_Data entries_.
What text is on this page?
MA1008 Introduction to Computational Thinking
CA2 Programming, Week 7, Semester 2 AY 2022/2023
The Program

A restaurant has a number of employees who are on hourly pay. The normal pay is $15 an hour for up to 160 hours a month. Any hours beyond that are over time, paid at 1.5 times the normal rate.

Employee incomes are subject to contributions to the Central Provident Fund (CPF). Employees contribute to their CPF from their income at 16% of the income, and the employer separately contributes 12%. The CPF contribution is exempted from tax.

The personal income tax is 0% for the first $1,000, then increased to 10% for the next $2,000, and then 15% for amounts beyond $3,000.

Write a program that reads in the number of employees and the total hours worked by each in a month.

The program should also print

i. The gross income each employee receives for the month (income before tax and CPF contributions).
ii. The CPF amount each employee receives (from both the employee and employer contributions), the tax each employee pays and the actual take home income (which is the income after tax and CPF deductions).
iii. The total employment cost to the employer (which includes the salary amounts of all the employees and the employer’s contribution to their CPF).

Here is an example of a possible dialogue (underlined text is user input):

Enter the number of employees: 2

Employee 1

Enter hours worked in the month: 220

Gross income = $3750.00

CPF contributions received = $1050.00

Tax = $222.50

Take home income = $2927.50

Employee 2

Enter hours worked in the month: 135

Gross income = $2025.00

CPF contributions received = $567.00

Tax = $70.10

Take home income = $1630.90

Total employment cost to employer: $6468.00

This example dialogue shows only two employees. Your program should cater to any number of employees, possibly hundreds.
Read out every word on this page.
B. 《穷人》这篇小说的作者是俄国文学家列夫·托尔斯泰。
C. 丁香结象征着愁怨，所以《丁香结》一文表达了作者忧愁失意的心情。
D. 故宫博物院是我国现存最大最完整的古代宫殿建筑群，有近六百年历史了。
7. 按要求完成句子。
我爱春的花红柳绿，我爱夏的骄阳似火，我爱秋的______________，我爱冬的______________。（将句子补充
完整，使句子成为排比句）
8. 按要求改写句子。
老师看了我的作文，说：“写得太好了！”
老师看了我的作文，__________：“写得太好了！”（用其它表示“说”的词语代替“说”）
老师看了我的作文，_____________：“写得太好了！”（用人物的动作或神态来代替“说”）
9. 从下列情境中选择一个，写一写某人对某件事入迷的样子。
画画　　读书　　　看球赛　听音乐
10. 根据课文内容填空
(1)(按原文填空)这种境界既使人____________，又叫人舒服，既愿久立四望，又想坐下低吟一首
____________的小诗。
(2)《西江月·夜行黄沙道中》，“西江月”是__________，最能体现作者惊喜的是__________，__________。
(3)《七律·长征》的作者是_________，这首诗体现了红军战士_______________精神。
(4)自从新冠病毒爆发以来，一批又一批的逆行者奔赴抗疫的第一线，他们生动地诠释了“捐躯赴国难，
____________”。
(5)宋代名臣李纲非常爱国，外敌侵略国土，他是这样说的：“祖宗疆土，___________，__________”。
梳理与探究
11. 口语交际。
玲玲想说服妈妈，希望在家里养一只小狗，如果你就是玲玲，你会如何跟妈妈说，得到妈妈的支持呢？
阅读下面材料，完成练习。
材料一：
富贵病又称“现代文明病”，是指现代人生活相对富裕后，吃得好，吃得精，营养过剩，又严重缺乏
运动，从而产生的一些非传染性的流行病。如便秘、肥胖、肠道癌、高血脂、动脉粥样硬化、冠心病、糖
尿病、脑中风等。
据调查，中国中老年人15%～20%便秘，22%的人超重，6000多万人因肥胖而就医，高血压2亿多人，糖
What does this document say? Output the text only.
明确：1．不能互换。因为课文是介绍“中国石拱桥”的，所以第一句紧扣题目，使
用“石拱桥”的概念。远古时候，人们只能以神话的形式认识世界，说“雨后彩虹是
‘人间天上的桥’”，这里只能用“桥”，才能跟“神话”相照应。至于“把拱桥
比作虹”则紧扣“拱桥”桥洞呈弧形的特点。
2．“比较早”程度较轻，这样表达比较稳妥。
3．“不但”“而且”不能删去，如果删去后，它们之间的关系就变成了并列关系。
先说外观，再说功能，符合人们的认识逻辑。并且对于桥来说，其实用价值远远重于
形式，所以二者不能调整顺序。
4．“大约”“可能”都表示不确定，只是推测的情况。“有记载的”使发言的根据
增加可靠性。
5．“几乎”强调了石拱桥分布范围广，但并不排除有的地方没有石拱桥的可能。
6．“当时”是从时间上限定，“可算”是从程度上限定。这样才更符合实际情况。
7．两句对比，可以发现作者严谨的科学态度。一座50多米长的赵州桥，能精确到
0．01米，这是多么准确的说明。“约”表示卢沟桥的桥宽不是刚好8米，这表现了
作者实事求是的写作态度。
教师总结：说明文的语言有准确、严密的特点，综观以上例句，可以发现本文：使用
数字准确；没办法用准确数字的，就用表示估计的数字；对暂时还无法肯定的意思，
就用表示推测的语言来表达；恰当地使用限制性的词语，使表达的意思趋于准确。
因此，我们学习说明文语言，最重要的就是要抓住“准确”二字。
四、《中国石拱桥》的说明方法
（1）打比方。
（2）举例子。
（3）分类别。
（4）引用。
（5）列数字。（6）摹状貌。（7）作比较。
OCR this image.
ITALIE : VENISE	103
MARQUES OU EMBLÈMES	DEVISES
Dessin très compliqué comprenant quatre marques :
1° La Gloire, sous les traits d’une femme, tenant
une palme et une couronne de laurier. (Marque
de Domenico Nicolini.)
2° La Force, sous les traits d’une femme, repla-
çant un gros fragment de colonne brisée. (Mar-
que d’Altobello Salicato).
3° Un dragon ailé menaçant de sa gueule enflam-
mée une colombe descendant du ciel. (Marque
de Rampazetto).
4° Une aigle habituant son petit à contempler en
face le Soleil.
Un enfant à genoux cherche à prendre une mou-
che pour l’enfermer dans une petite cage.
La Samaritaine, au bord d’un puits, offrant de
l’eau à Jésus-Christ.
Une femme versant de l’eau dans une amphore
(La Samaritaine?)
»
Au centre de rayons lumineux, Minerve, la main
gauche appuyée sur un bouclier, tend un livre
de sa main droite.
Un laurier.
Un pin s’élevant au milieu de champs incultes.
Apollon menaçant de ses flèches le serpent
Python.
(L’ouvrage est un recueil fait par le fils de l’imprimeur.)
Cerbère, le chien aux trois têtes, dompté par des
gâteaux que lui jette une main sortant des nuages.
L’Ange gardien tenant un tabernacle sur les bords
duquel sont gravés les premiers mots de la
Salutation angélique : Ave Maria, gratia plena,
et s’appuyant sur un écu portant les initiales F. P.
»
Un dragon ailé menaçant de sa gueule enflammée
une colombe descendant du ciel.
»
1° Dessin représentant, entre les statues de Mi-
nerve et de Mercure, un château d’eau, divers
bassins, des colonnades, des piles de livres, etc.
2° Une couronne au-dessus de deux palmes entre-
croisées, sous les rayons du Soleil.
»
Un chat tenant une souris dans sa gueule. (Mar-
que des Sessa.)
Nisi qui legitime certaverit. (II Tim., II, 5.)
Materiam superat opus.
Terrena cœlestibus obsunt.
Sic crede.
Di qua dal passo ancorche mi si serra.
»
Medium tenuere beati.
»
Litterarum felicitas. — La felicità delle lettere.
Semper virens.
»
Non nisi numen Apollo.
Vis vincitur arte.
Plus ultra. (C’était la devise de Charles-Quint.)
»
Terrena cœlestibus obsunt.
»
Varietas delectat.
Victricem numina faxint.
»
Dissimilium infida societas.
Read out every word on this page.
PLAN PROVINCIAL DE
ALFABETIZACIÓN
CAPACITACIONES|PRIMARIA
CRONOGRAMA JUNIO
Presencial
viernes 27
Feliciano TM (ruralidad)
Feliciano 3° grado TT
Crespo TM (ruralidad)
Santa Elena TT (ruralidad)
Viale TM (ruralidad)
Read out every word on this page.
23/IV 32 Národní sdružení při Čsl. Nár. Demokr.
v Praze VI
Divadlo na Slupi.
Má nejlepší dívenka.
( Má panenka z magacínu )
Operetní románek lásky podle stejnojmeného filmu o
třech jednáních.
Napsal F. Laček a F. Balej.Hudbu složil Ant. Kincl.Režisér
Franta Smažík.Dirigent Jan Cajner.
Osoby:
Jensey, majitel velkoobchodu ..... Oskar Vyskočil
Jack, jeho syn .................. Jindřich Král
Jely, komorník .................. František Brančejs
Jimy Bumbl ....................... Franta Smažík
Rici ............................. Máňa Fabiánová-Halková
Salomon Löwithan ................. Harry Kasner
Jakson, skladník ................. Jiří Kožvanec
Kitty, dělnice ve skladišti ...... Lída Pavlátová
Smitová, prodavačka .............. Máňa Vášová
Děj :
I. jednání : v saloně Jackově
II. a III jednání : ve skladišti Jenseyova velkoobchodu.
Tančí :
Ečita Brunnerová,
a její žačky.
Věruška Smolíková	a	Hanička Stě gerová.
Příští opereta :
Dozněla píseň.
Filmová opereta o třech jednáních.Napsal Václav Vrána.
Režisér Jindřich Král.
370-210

_Brief_. Return all lines with the word "their" in them.

_Output of the task_.
Employee incomes are subject to contributions to the Central Provident Fund (CPF). Employees contribute to their CPF from their income at 16% of the income, and the employer separately contributes 12%. The CPF contribution is exempted from tax.
iii. The total employment cost to the employer (which includes the salary amounts of all the employees and the employer’s contribution to their CPF).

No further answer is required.